--- start RECORD EXCERPTS ---

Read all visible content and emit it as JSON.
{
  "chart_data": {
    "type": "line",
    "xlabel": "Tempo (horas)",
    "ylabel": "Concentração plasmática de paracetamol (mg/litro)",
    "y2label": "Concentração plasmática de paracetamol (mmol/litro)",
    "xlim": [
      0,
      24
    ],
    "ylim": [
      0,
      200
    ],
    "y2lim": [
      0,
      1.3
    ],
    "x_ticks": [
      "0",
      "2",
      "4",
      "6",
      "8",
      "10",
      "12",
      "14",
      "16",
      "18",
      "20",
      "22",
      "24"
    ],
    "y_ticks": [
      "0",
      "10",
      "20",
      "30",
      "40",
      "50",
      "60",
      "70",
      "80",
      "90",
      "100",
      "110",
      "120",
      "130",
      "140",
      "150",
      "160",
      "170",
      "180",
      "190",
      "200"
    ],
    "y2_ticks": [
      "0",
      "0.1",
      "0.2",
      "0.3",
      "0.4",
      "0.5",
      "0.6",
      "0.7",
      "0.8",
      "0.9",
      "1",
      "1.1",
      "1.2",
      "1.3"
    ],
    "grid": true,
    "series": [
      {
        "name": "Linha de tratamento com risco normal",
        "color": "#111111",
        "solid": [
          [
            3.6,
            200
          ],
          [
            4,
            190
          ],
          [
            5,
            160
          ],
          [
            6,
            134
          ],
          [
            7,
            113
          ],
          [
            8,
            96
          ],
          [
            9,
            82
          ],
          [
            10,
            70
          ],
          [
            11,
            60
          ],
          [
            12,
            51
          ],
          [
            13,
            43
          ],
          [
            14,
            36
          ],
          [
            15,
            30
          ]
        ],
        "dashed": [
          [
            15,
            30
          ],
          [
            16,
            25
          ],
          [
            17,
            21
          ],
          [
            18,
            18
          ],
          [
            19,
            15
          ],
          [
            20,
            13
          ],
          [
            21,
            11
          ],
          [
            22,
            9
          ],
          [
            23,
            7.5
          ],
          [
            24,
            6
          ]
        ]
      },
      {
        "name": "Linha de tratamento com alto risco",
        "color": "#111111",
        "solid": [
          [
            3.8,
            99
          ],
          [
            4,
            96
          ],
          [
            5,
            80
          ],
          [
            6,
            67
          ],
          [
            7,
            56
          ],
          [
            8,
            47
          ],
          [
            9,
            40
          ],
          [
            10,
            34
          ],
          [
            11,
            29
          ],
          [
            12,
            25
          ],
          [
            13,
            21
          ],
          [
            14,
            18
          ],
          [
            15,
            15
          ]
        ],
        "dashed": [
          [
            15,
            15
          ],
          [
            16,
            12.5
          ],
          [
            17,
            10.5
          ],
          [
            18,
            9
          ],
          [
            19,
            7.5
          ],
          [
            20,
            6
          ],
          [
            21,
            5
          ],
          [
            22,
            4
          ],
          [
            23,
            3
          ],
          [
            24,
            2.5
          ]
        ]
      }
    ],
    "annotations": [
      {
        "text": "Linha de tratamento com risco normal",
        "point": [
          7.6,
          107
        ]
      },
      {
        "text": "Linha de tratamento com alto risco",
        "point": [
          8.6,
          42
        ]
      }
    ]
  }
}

--- end RECORD EXCERPTS ---

● **WHAT IS BEING ASKED**: Extract each entry in full and write it down exactly.

● **TASK RESULT**:
Read all visible content and emit it as JSON.
{
  "chart_data": {
    "type": "line",
    "xlabel": "Tempo (horas)",
    "ylabel": "Concentração plasmática de paracetamol (mg/litro)",
    "y2label": "Concentração plasmática de paracetamol (mmol/litro)",
    "xlim": [
      0,
      24
    ],
    "ylim": [
      0,
      200
    ],
    "y2lim": [
      0,
      1.3
    ],
    "x_ticks": [
      "0",
      "2",
      "4",
      "6",
      "8",
      "10",
      "12",
      "14",
      "16",
      "18",
      "20",
      "22",
      "24"
    ],
    "y_ticks": [
      "0",
      "10",
      "20",
      "30",
      "40",
      "50",
      "60",
      "70",
      "80",
      "90",
      "100",
      "110",
      "120",
      "130",
      "140",
      "150",
      "160",
      "170",
      "180",
      "190",
      "200"
    ],
    "y2_ticks": [
      "0",
      "0.1",
      "0.2",
      "0.3",
      "0.4",
      "0.5",
      "0.6",
      "0.7",
      "0.8",
      "0.9",
      "1",
      "1.1",
      "1.2",
      "1.3"
    ],
    "grid": true,
    "series": [
      {
        "name": "Linha de tratamento com risco normal",
        "color": "#111111",
        "solid": [
          [
            3.6,
            200
          ],
          [
            4,
            190
          ],
          [
            5,
            160
          ],
          [
            6,
            134
          ],
          [
            7,
            113
          ],
          [
            8,
            96
          ],
          [
            9,
            82
          ],
          [
            10,
            70
          ],
          [
            11,
            60
          ],
          [
            12,
            51
          ],
          [
            13,
            43
          ],
          [
            14,
            36
          ],
          [
            15,
            30
          ]
        ],
        "dashed": [
          [
            15,
            30
          ],
          [
            16,
            25
          ],
          [
            17,
            21
          ],
          [
            18,
            18
          ],
          [
            19,
            15
          ],
          [
            20,
            13
          ],
          [
            21,
            11
          ],
          [
            22,
            9
          ],
          [
            23,
            7.5
          ],
          [
            24,
            6
          ]
        ]
      },
      {
        "name": "Linha de tratamento com alto risco",
        "color": "#111111",
        "solid": [
          [
            3.8,
            99
          ],
          [
            4,
            96
          ],
          [
            5,
            80
          ],
          [
            6,
            67
          ],
          [
            7,
            56
          ],
          [
            8,
            47
          ],
          [
            9,
            40
          ],
          [
            10,
            34
          ],
          [
            11,
            29
          ],
          [
            12,
            25
          ],
          [
            13,
            21
          ],
          [
            14,
            18
          ],
          [
            15,
            15
          ]
        ],
        "dashed": [
          [
            15,
            15
          ],
          [
            16,
            12.5
          ],
          [
            17,
            10.5
          ],
          [
            18,
            9
          ],
          [
            19,
            7.5
          ],
          [
            20,
            6
          ],
          [
            21,
            5
          ],
          [
            22,
            4
          ],
          [
            23,
            3
          ],
          [
            24,
            2.5
          ]
        ]
      }
    ],
    "annotations": [
      {
        "text": "Linha de tratamento com risco normal",
        "point": [
          7.6,
          107
        ]
      },
      {
        "text": "Linha de tratamento com alto risco",
        "point": [
          8.6,
          42
        ]
      }
    ]
  }
}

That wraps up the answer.